What is being asked
Tally the lines holding the string "Warsztaty" and reply with that number alone.

Data for processing
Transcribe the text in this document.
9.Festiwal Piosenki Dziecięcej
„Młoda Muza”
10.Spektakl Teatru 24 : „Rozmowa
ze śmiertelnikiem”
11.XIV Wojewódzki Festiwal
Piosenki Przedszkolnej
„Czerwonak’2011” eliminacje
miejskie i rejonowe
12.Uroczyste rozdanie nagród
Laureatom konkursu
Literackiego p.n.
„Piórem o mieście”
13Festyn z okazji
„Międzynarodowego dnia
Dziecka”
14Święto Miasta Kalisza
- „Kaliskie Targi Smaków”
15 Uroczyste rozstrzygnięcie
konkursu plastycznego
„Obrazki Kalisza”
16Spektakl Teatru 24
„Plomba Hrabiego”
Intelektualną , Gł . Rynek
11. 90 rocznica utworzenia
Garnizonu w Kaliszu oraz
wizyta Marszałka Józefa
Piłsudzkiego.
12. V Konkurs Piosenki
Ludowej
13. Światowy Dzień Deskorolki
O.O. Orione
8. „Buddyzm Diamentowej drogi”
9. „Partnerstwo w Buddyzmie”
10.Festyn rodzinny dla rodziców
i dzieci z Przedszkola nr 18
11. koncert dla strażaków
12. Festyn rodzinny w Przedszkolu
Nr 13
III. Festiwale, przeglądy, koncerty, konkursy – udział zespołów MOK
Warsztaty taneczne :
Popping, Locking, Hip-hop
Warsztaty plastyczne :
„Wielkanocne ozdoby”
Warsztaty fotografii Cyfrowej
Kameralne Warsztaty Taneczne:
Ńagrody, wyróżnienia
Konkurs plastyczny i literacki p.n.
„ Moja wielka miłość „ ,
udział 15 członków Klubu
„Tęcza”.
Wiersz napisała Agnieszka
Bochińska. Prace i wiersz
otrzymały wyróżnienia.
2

Solution
4